(Task details)
Lift out each line of the data that holds "thật".

(Listed records)
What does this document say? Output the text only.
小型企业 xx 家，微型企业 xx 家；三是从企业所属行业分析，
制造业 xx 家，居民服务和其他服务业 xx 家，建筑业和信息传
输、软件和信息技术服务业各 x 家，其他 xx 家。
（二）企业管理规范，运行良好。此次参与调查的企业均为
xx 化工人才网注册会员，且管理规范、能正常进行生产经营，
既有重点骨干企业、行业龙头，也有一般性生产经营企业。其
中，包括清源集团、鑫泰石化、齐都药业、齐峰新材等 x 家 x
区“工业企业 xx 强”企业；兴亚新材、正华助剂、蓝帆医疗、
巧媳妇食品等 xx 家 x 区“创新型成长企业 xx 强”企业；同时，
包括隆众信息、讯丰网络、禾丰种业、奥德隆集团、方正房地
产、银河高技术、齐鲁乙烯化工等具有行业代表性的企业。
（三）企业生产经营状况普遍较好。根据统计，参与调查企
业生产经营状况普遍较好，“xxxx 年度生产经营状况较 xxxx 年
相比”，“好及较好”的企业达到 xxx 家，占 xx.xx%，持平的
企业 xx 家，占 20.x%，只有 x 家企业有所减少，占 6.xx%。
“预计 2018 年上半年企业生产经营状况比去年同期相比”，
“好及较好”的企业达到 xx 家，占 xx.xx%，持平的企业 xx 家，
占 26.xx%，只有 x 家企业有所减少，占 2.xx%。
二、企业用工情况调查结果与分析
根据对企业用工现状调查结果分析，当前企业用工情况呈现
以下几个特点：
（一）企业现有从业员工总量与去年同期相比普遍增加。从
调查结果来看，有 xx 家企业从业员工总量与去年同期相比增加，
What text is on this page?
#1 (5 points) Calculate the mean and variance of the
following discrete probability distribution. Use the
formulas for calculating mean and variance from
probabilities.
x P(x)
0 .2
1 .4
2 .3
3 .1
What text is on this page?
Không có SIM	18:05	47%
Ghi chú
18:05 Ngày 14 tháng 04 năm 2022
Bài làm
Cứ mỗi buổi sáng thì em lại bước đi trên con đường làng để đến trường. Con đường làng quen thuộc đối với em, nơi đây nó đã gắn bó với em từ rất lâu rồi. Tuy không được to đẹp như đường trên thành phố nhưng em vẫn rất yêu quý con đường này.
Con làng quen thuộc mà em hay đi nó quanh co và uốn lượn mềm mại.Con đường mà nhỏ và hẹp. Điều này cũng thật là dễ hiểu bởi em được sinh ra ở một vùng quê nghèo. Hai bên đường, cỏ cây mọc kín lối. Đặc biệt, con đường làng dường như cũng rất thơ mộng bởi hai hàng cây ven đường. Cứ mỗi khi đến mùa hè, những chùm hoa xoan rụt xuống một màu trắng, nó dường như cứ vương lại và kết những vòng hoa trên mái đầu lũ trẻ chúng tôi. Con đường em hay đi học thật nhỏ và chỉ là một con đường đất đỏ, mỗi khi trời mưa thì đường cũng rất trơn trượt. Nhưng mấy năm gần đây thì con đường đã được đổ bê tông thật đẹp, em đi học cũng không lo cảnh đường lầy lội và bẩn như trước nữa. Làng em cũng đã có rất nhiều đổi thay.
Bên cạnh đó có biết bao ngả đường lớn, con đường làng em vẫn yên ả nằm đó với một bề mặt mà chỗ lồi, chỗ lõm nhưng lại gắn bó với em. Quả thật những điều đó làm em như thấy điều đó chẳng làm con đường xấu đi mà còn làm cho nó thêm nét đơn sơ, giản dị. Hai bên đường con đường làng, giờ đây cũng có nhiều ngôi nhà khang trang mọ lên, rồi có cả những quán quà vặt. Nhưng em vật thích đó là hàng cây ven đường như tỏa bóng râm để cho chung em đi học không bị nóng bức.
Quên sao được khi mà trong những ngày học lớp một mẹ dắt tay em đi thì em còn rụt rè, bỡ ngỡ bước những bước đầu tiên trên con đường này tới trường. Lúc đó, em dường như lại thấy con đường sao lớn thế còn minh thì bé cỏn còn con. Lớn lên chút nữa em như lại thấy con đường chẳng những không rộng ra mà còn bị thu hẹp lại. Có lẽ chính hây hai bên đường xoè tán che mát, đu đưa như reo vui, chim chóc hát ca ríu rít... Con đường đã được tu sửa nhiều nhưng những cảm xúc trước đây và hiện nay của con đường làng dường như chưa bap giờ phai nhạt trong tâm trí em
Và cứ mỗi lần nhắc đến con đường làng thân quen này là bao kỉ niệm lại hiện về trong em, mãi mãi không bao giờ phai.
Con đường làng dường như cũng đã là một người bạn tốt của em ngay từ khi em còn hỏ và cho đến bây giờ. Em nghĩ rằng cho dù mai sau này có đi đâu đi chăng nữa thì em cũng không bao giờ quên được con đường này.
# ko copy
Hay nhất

(Answer in full)
Con làng quen thuộc mà em hay đi nó quanh co và uốn lượn mềm mại.Con đường mà nhỏ và hẹp. Điều này cũng thật là dễ hiểu bởi em được sinh ra ở một vùng quê nghèo. Hai bên đường, cỏ cây mọc kín lối. Đặc biệt, con đường làng dường như cũng rất thơ mộng bởi hai hàng cây ven đường. Cứ mỗi khi đến mùa hè, những chùm hoa xoan rụt xuống một màu trắng, nó dường như cứ vương lại và kết những vòng hoa trên mái đầu lũ trẻ chúng tôi. Con đường em hay đi học thật nhỏ và chỉ là một con đường đất đỏ, mỗi khi trời mưa thì đường cũng rất trơn trượt. Nhưng mấy năm gần đây thì con đường đã được đổ bê tông thật đẹp, em đi học cũng không lo cảnh đường lầy lội và bẩn như trước nữa. Làng em cũng đã có rất nhiều đổi thay.
Bên cạnh đó có biết bao ngả đường lớn, con đường làng em vẫn yên ả nằm đó với một bề mặt mà chỗ lồi, chỗ lõm nhưng lại gắn bó với em. Quả thật những điều đó làm em như thấy điều đó chẳng làm con đường xấu đi mà còn làm cho nó thêm nét đơn sơ, giản dị. Hai bên đường con đường làng, giờ đây cũng có nhiều ngôi nhà khang trang mọ lên, rồi có cả những quán quà vặt. Nhưng em vật thích đó là hàng cây ven đường như tỏa bóng râm để cho chung em đi học không bị nóng bức.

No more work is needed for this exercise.